───── Record extracts

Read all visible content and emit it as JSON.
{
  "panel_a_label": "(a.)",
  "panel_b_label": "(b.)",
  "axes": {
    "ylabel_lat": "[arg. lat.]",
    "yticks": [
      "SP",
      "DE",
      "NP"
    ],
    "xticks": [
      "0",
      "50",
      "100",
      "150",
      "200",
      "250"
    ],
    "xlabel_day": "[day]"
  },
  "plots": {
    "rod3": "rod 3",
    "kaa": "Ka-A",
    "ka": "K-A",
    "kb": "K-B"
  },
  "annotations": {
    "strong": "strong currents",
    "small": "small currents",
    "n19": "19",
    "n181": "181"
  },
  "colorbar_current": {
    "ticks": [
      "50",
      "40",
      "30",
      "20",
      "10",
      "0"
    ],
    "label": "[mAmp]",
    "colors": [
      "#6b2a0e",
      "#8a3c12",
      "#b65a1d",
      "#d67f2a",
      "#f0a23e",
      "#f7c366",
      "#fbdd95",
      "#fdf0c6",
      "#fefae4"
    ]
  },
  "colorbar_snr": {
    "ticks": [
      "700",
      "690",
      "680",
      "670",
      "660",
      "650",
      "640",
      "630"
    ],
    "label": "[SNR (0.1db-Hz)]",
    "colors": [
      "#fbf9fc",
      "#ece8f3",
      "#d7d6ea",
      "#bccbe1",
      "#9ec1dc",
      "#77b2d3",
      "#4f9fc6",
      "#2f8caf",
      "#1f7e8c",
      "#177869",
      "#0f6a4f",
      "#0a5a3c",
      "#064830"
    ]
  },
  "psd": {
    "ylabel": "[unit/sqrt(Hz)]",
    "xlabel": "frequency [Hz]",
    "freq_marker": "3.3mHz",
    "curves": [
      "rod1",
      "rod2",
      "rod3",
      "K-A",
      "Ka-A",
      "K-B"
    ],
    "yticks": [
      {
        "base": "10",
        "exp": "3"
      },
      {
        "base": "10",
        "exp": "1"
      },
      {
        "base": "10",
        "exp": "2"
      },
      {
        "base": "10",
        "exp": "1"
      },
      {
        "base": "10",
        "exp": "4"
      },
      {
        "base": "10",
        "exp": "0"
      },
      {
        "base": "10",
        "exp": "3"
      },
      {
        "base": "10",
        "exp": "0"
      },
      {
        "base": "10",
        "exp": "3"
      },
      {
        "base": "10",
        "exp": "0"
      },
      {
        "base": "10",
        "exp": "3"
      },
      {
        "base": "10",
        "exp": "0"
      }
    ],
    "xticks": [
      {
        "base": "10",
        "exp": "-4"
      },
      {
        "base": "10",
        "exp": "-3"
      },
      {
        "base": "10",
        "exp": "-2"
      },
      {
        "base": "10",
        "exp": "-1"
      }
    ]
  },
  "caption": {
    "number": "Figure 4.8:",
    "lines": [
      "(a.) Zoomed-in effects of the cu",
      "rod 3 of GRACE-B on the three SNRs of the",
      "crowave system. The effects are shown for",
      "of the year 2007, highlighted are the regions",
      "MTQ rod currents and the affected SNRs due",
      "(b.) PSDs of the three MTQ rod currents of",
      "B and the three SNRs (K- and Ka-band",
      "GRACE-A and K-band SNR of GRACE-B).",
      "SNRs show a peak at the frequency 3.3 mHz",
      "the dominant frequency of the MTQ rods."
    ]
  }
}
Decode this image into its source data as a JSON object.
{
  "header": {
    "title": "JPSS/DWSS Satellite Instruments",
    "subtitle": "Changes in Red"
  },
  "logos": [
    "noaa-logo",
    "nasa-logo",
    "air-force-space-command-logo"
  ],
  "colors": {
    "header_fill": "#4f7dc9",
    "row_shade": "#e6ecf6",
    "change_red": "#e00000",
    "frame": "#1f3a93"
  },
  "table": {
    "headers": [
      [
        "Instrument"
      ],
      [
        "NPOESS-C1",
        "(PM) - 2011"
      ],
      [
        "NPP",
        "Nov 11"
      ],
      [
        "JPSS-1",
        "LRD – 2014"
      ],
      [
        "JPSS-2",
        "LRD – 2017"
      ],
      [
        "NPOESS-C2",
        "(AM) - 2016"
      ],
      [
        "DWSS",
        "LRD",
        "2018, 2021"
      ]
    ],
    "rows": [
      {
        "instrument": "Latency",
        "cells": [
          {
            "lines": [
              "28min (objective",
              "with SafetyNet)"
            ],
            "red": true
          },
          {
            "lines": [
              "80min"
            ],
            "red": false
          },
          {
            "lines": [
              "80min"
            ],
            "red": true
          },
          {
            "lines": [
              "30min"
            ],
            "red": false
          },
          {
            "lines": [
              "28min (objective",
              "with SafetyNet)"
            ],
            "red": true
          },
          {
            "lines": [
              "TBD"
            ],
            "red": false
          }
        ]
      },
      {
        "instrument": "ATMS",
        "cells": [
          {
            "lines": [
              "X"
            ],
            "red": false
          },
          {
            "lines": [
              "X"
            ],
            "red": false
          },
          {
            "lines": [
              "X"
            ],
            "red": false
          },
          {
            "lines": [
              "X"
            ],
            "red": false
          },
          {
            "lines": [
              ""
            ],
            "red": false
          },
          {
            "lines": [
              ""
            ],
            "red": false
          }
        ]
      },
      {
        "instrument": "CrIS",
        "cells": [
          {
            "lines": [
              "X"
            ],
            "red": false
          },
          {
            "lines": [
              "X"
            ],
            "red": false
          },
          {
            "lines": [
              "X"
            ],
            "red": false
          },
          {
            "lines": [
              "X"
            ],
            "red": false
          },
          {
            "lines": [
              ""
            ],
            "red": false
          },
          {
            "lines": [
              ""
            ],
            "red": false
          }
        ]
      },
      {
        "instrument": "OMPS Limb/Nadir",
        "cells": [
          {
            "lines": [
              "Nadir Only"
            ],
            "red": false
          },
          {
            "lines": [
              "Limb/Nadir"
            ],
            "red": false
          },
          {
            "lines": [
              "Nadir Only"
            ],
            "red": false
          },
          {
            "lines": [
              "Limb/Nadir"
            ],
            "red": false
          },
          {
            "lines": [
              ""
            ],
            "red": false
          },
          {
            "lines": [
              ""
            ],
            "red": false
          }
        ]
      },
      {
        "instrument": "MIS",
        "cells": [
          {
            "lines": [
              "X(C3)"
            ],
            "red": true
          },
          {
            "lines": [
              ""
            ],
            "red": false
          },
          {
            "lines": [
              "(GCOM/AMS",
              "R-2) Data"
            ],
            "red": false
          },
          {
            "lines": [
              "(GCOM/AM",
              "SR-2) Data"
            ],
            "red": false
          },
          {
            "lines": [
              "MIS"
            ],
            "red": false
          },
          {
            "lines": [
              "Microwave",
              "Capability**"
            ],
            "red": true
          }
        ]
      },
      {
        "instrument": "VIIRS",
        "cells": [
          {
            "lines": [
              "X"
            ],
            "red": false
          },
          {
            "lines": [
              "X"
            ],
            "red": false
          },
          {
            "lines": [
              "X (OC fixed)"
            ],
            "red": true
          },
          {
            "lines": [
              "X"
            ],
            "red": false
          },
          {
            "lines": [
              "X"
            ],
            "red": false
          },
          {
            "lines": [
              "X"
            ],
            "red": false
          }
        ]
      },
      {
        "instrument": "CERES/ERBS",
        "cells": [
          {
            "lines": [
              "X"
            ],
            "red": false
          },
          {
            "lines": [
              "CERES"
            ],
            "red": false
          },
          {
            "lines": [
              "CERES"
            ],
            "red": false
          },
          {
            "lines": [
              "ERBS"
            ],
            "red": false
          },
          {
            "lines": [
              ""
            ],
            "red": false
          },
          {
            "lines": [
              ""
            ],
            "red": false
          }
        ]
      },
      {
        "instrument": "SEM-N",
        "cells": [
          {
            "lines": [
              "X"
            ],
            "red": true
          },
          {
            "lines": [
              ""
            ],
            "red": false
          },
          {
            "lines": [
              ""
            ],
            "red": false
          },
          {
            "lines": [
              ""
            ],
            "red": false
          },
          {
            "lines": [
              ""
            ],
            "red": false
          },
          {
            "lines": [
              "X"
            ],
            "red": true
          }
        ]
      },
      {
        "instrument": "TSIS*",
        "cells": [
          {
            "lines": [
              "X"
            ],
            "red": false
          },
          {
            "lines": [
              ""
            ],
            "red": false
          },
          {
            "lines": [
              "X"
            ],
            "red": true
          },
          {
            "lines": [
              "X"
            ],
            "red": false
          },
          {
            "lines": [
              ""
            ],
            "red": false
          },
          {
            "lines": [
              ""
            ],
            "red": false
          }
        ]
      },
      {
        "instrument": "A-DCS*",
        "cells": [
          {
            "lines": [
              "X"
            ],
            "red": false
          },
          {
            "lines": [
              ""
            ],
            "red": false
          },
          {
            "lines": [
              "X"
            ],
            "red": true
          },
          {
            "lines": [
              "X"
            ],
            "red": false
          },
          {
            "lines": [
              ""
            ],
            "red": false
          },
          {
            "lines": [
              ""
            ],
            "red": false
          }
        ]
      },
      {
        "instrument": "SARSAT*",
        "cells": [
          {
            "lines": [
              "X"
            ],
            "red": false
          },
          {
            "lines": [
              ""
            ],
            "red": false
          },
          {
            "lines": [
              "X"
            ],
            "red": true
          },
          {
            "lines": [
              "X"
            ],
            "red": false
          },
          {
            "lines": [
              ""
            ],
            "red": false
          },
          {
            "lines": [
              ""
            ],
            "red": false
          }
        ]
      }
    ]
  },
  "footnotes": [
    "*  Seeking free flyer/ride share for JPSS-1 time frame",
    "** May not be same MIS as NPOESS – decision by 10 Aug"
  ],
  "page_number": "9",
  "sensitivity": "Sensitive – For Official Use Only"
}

──────────

• [What you are asked to do]
Report each line of the material above where the word "frequency" appears.

• [Answer to this task]
    "xlabel": "frequency [Hz]",
      "SNRs show a peak at the frequency 3.3 mHz",
      "the dominant frequency of the MTQ rods."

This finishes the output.